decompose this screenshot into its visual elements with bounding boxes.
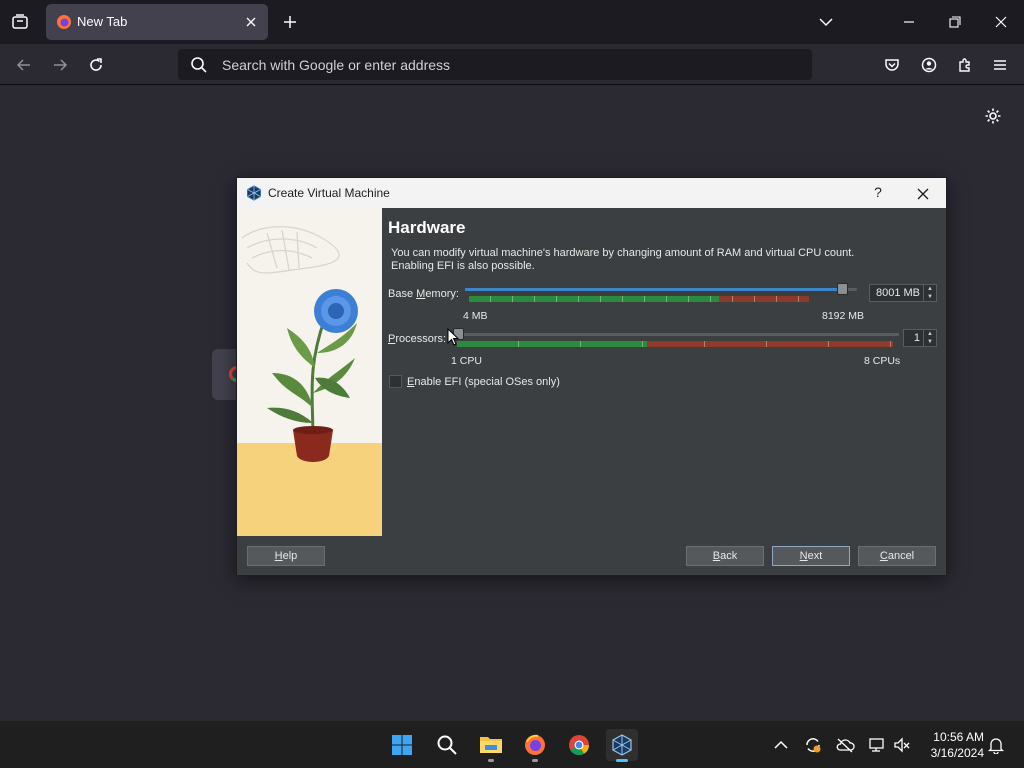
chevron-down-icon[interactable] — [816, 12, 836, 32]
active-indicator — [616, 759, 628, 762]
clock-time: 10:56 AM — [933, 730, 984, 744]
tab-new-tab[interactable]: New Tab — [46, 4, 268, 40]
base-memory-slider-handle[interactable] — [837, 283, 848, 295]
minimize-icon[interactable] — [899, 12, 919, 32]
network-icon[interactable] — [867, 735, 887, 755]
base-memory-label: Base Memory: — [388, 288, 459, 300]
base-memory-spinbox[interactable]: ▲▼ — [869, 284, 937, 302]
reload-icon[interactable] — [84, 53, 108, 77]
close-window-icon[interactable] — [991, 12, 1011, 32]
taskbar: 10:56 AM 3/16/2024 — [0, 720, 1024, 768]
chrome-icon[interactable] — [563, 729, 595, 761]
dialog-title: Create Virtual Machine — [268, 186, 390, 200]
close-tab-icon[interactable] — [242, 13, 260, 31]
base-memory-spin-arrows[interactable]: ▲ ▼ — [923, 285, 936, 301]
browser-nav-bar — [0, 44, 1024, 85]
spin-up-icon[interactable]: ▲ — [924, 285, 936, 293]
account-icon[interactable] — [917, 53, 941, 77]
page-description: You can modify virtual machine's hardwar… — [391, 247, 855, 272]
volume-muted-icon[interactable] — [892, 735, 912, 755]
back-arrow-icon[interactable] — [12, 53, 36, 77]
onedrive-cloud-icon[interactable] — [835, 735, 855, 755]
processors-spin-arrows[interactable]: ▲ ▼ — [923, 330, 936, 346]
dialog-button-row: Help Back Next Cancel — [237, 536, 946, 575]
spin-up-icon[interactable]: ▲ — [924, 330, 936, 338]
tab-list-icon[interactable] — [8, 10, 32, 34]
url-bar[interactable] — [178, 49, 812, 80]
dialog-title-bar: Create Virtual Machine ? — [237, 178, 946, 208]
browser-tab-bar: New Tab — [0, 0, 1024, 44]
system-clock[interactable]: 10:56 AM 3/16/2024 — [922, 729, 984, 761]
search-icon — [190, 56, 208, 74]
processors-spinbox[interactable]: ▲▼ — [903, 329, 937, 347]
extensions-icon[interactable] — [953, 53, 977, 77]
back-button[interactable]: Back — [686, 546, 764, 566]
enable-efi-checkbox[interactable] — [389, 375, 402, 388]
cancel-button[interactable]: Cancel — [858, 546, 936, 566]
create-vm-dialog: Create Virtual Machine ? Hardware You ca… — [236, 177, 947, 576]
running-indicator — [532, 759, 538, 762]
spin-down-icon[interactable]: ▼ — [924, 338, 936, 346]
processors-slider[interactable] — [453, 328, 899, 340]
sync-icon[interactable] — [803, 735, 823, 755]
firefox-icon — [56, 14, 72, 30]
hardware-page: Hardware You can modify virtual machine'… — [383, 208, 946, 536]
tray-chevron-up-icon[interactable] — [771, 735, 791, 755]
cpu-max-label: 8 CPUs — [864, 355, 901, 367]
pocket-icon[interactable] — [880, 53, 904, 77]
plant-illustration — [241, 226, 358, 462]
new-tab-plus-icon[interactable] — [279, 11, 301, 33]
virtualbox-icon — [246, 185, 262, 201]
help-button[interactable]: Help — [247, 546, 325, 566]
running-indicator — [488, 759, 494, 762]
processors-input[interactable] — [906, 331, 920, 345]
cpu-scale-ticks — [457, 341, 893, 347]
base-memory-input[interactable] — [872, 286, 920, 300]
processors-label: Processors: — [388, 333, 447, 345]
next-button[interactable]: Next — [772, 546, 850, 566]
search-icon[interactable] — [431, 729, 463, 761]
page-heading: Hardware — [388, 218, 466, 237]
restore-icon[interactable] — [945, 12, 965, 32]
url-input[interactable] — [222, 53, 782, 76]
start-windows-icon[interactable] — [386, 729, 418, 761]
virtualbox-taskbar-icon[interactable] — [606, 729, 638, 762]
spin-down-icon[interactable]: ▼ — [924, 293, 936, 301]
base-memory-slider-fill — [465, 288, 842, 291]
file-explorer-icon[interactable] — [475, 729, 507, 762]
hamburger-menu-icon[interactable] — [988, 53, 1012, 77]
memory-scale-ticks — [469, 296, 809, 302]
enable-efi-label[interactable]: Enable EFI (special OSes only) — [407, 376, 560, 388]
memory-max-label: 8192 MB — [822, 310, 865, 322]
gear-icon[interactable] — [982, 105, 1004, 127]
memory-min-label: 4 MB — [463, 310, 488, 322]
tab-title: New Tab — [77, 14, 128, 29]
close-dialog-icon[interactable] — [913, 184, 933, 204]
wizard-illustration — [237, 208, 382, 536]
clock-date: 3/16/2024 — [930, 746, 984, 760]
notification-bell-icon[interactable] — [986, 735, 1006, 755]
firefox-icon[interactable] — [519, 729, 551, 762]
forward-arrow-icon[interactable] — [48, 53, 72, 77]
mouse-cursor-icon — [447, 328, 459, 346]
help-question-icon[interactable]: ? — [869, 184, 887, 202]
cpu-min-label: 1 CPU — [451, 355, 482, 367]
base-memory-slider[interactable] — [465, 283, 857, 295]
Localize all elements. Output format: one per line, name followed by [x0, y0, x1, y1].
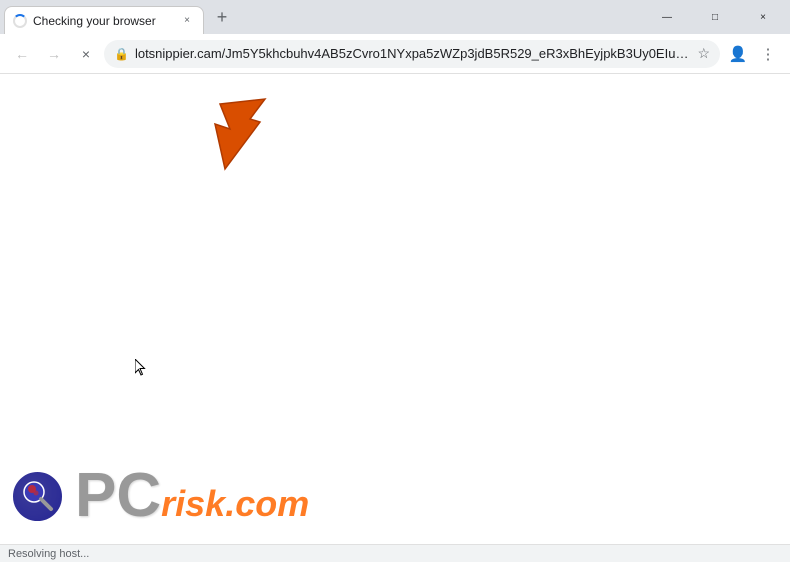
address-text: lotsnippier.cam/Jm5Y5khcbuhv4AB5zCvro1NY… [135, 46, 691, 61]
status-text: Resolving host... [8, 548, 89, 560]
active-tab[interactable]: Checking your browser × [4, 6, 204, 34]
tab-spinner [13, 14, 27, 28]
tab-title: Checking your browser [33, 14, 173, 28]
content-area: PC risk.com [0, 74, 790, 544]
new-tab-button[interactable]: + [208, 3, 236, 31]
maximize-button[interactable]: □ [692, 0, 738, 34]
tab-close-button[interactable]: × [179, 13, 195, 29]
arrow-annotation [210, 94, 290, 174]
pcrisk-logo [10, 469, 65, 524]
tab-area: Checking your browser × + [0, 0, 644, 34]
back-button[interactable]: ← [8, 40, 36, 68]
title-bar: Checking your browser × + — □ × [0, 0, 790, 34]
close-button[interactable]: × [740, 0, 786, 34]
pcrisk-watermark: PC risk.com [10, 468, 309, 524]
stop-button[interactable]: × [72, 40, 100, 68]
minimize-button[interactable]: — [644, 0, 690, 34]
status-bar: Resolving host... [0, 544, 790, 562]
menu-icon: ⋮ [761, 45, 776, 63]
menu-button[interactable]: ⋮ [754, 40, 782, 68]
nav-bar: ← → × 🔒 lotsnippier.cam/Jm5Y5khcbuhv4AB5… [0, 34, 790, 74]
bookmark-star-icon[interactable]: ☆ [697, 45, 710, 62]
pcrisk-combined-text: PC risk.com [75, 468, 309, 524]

------------

**TASK STATEMENT**: Put the lines starting at the one containing "46, 691, 61]" and ending at the one containing "content-area: PC risk.com [0, 74, 790, 544]" into a Markdown table with the columns Row and Line. Number the rows and leave out any blank lines.

**TASK ANSWER**:
| Row | Line |
|---|---|
| 1 | address-text: lotsnippier.cam/Jm5Y5khcbuhv4AB5zCvro1NY… [135, 46, 691, 61] |
| 2 | status-text: Resolving host... [8, 548, 89, 560] |
| 3 | active-tab[interactable]: Checking your browser × [4, 6, 204, 34] |
| 4 | tab-spinner [13, 14, 27, 28] |
| 5 | tab-title: Checking your browser [33, 14, 173, 28] |
| 6 | content-area: PC risk.com [0, 74, 790, 544] |